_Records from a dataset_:
# # # # # # #
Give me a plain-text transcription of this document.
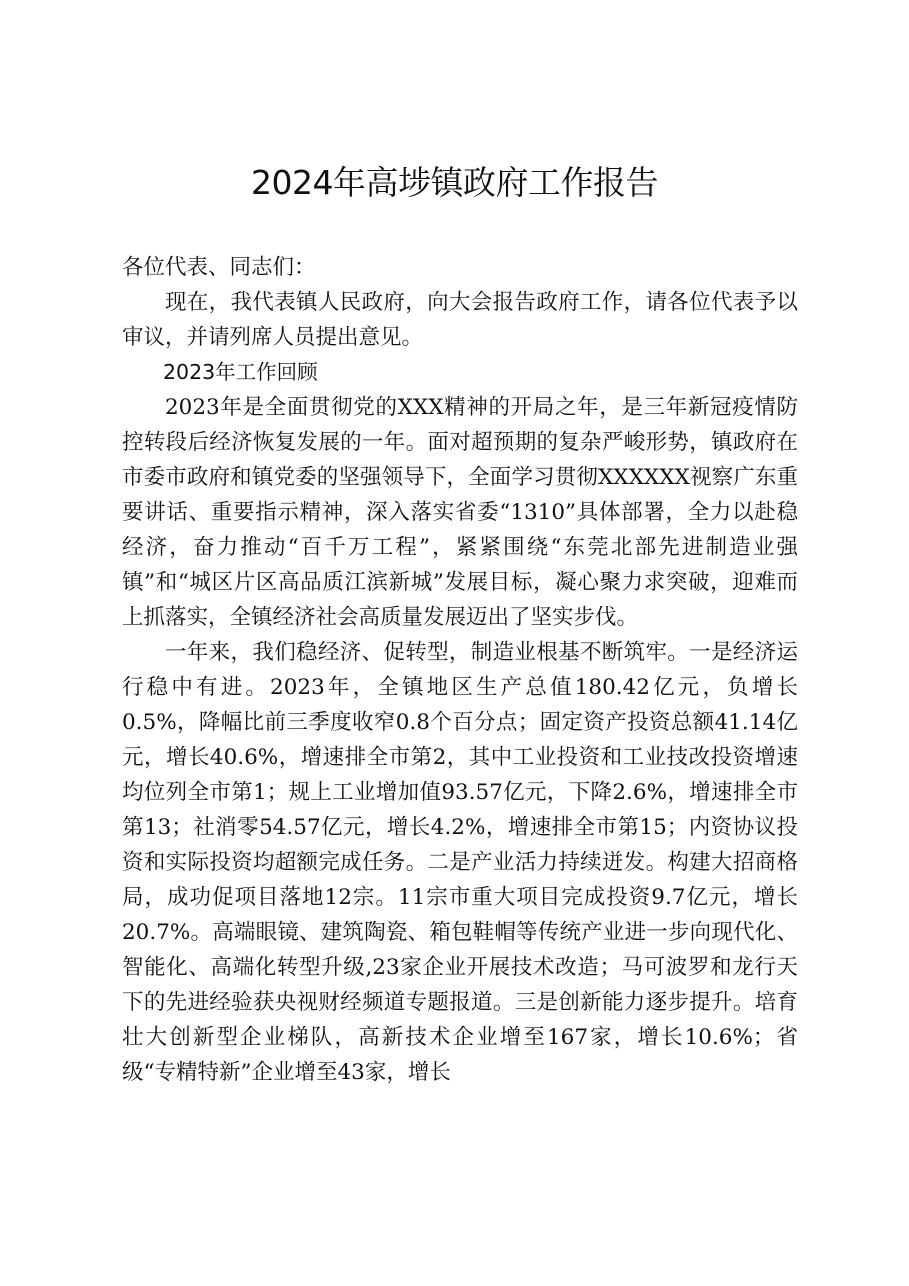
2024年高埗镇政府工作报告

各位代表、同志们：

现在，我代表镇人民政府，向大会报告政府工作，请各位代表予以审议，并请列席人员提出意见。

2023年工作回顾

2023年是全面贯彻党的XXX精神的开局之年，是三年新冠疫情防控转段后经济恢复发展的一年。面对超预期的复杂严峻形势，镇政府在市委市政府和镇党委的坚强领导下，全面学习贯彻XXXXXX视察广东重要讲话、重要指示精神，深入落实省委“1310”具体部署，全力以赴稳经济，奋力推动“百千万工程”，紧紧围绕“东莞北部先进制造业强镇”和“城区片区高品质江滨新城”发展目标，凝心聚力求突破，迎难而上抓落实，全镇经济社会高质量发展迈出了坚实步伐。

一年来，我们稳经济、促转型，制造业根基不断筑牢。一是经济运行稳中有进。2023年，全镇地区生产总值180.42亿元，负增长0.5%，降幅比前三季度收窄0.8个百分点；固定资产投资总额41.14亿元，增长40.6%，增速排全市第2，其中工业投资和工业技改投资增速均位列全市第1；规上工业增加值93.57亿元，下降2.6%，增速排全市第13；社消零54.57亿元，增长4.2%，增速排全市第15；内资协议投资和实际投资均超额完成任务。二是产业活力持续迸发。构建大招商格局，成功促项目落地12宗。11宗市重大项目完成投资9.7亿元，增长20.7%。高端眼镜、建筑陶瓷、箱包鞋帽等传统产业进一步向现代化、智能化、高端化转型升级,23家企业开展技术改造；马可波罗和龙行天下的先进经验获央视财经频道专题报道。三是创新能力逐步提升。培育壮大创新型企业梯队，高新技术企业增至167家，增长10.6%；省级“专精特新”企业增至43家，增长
# # # # # # #
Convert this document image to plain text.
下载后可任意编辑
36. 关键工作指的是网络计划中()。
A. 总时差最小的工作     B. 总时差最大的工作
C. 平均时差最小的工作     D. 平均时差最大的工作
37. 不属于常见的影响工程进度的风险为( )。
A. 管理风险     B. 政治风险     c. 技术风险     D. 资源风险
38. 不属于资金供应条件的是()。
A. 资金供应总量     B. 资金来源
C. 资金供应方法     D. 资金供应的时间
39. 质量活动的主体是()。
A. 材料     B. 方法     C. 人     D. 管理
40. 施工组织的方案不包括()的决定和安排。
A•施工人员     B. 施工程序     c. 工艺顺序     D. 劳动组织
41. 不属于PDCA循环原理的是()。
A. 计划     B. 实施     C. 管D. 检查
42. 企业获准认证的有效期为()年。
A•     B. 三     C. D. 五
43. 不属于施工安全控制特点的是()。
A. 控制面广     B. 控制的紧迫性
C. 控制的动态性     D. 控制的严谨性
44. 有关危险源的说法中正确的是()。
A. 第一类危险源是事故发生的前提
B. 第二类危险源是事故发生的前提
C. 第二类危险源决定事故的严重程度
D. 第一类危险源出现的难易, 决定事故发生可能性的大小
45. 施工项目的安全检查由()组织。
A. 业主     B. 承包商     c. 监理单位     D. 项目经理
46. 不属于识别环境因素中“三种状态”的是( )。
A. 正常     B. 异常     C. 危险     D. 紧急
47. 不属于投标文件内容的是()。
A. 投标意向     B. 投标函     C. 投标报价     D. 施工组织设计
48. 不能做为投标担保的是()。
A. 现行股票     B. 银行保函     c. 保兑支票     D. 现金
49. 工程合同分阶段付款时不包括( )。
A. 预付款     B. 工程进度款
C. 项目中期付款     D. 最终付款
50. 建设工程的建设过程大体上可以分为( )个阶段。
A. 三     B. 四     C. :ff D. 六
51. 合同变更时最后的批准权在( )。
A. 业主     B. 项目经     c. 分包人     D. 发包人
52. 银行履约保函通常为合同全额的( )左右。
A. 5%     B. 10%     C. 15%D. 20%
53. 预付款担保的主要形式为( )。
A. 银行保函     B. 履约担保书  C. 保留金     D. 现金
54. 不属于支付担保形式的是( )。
# # # # # # #
_WHAT NEEDS TO BE DONE_:
Out of the records, collect only those lines that contain the string "银行保函".

_TASK SOLUTION_:
A. 现行股票     B. 银行保函     c. 保兑支票     D. 现金
A. 银行保函     B. 履约担保书  C. 保留金     D. 现金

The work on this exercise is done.